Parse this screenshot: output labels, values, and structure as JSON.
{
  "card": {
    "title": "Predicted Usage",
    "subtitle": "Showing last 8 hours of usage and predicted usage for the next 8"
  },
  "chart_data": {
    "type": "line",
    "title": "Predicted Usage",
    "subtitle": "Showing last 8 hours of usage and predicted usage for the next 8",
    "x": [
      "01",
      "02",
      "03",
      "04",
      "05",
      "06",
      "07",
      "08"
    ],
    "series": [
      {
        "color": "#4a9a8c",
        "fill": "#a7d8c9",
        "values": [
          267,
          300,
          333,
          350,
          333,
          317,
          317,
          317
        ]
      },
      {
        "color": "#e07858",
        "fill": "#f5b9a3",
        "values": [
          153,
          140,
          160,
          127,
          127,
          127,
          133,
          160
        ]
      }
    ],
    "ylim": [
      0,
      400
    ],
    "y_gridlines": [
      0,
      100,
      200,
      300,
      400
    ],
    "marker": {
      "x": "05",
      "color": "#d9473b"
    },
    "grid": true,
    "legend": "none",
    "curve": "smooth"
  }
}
++++
Look through the material above and pick out each line holding the word "subtitle".

    "subtitle": "Showing last 8 hours of usage and predicted usage for the next 8"
    "subtitle": "Showing last 8 hours of usage and predicted usage for the next 8",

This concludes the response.